__Problem details__
Identify each line below containing the string "Planeten" and copy it.

__Recorded data__
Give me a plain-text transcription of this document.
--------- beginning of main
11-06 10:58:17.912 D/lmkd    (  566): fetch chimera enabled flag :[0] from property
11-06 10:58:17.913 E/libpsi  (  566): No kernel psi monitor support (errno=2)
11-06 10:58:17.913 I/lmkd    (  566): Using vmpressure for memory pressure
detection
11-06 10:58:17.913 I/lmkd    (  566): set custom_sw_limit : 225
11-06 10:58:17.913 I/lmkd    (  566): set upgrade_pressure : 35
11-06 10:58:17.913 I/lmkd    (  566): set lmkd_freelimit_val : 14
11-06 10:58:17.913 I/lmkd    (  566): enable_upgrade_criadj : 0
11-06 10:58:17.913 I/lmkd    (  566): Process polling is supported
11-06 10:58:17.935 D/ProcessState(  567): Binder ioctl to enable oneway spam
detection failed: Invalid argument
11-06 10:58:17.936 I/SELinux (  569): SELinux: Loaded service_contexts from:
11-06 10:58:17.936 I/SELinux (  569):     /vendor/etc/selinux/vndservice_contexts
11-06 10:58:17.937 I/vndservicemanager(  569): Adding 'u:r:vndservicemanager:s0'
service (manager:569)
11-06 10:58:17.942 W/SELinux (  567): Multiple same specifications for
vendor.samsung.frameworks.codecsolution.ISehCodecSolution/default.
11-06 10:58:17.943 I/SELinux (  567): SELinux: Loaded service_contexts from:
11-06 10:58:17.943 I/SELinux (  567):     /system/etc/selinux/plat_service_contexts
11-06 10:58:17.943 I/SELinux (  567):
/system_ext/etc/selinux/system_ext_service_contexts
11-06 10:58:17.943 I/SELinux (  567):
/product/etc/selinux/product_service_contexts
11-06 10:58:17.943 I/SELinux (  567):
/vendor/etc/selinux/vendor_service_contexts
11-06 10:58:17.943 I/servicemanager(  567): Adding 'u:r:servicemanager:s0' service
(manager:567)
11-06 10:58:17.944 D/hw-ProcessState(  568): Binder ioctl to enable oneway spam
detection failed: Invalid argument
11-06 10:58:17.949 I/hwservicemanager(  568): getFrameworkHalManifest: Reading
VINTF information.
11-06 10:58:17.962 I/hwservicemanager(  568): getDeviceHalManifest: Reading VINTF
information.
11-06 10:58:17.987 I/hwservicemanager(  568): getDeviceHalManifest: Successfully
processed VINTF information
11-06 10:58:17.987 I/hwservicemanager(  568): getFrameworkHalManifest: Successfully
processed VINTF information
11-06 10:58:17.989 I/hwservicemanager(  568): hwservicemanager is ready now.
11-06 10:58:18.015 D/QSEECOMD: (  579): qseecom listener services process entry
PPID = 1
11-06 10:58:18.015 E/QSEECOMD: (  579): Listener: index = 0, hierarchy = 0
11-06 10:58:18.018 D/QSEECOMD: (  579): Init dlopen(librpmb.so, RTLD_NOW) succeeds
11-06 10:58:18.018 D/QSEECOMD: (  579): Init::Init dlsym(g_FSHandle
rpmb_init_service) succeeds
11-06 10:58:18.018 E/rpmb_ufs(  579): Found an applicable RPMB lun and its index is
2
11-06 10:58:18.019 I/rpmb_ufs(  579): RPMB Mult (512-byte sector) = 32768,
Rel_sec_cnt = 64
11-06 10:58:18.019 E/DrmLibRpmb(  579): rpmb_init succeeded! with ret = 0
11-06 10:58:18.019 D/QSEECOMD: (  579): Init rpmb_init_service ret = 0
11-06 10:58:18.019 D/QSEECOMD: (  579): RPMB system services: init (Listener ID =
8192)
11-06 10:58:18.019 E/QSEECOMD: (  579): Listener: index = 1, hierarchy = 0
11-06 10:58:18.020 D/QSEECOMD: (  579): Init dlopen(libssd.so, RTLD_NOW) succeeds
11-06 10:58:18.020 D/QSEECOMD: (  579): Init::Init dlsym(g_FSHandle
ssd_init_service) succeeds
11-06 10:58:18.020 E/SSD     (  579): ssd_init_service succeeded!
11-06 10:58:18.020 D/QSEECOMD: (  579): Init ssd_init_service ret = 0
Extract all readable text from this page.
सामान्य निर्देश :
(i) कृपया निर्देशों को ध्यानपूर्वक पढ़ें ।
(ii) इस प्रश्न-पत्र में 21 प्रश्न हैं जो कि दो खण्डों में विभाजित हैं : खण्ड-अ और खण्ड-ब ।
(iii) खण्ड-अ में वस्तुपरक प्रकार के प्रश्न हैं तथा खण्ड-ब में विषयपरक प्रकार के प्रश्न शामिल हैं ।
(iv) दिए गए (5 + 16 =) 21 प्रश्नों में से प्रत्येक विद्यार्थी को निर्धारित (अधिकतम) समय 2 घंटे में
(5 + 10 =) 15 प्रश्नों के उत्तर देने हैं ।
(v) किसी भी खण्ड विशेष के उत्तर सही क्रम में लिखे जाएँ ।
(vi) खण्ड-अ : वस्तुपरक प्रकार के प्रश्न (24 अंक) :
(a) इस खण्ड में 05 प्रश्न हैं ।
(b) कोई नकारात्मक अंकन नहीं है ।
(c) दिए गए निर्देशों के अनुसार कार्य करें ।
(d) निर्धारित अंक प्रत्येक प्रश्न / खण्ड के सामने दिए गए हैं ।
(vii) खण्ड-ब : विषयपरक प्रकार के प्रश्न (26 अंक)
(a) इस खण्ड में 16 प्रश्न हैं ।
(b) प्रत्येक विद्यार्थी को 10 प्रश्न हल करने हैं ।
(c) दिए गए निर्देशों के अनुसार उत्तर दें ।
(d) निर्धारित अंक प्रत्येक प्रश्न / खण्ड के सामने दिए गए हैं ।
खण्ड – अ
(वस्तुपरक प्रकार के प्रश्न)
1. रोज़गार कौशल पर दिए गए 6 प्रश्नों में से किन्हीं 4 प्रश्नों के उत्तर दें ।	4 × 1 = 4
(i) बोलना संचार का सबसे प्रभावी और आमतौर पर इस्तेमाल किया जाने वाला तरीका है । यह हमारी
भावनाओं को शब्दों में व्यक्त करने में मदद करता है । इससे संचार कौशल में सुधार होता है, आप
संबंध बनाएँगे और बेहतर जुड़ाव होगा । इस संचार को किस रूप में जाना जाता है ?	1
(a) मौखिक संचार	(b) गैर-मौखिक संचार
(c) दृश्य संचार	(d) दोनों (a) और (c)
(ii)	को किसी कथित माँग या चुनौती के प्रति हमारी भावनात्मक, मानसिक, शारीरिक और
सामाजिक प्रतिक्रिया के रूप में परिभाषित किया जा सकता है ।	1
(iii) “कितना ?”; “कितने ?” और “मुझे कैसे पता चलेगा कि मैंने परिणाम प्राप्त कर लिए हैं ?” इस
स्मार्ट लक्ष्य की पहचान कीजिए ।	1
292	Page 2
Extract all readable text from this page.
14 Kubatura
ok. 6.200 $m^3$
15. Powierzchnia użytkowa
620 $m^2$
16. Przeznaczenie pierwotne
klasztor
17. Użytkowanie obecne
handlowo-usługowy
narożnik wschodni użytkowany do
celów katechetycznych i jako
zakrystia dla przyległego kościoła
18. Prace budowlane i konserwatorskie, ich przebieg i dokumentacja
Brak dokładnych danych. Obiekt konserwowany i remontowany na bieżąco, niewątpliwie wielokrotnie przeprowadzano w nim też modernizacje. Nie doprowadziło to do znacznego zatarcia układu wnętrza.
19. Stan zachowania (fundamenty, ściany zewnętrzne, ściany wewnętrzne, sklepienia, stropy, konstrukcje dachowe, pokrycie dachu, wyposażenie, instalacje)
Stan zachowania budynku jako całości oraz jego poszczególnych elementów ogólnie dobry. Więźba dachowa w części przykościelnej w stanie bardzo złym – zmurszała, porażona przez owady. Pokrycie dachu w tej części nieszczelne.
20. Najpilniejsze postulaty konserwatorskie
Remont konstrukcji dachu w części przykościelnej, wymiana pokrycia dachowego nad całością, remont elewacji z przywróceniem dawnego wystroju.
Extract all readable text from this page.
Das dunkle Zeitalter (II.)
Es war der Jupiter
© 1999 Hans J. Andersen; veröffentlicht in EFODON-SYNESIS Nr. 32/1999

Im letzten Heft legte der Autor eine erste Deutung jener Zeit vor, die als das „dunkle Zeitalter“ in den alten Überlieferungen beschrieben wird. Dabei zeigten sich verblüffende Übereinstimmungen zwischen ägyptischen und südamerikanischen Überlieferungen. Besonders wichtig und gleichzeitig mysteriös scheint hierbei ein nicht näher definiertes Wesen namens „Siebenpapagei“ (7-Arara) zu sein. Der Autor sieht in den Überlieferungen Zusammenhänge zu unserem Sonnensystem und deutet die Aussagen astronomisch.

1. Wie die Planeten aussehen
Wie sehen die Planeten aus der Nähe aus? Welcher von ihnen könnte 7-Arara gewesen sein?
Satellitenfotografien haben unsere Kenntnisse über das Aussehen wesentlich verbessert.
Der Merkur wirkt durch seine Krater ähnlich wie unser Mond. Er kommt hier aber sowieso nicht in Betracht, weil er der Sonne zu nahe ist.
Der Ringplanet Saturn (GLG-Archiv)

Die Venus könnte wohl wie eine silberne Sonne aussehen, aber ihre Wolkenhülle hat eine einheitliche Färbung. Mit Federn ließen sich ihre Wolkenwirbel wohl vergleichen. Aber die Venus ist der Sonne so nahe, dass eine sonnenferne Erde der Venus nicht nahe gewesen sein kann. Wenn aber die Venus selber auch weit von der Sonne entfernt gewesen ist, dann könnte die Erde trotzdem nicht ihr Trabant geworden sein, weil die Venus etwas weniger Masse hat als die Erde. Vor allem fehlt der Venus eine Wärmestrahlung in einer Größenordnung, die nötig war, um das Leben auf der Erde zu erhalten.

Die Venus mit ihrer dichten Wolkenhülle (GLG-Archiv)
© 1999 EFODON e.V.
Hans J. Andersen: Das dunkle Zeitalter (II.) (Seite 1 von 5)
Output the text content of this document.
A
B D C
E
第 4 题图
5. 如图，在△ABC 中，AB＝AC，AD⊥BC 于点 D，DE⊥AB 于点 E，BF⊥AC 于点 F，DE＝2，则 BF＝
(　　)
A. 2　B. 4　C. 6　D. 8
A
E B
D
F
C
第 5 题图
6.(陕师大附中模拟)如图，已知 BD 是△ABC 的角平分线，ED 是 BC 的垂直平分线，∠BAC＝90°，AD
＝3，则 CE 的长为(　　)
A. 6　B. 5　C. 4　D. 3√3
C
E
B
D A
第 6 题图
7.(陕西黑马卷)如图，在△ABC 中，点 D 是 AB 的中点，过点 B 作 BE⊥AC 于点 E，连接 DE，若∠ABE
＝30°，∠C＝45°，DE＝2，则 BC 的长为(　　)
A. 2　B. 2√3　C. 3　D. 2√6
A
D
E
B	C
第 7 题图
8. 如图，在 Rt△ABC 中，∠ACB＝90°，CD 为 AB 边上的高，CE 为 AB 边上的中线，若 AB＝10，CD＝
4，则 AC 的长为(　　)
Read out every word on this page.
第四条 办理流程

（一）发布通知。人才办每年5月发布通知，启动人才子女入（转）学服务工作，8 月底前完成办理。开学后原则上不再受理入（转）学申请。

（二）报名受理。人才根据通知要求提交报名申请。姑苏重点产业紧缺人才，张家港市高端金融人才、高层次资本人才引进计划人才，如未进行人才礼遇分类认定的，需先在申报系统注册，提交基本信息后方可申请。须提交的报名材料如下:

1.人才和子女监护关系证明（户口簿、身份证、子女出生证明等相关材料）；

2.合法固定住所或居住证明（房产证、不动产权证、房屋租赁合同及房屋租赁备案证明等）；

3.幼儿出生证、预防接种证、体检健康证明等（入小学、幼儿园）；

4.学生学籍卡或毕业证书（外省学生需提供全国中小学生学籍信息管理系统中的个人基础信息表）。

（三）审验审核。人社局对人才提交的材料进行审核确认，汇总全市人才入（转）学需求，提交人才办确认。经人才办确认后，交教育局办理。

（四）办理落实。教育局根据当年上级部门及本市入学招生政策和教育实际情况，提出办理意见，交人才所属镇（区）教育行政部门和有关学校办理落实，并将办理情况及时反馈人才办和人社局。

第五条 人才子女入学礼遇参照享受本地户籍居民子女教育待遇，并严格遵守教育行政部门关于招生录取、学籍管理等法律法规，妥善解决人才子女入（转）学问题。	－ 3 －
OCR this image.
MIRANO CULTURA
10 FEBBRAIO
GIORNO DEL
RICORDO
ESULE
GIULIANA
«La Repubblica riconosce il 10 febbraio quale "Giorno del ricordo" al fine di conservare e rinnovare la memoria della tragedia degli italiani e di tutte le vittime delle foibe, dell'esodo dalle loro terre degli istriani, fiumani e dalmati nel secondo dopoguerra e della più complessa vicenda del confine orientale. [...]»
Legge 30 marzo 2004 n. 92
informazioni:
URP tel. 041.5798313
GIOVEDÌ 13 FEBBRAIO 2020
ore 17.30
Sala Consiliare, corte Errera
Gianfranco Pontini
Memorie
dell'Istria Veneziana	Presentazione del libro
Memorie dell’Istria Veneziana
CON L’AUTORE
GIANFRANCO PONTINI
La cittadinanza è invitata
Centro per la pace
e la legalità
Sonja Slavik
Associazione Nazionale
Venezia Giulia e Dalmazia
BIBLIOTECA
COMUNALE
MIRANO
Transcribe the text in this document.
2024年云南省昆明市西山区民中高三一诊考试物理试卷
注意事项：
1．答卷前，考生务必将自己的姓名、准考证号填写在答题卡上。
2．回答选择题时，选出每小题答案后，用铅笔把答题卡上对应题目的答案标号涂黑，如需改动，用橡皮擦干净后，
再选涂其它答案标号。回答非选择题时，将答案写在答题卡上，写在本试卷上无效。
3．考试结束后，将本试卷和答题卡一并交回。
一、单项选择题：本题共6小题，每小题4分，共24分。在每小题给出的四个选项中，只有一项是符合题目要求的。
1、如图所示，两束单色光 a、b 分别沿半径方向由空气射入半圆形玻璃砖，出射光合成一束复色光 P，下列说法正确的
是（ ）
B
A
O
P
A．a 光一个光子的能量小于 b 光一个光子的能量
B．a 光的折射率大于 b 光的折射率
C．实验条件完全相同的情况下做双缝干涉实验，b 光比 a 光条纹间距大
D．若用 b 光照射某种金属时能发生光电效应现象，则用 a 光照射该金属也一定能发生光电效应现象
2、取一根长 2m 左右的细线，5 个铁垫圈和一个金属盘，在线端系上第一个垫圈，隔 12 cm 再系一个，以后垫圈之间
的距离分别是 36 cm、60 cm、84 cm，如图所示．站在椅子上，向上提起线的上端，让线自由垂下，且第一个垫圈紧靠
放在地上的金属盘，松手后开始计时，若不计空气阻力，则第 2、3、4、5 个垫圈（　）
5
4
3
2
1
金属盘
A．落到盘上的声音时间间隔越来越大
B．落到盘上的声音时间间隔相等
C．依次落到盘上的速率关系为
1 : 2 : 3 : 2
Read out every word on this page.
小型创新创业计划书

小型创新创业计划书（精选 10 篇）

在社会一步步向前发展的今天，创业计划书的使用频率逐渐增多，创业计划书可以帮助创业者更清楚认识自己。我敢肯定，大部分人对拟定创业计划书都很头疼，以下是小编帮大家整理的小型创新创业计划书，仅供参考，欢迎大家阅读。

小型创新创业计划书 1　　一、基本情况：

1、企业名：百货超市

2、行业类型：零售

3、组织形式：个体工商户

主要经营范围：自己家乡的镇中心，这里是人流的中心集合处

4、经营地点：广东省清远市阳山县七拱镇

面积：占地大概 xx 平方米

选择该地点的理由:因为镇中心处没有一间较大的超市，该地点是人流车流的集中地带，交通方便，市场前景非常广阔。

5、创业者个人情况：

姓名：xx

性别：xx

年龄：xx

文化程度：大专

__Answer below__
1. Wie die Planeten aussehen
Wie sehen die Planeten aus der Nähe aus? Welcher von ihnen könnte 7-Arara gewesen sein?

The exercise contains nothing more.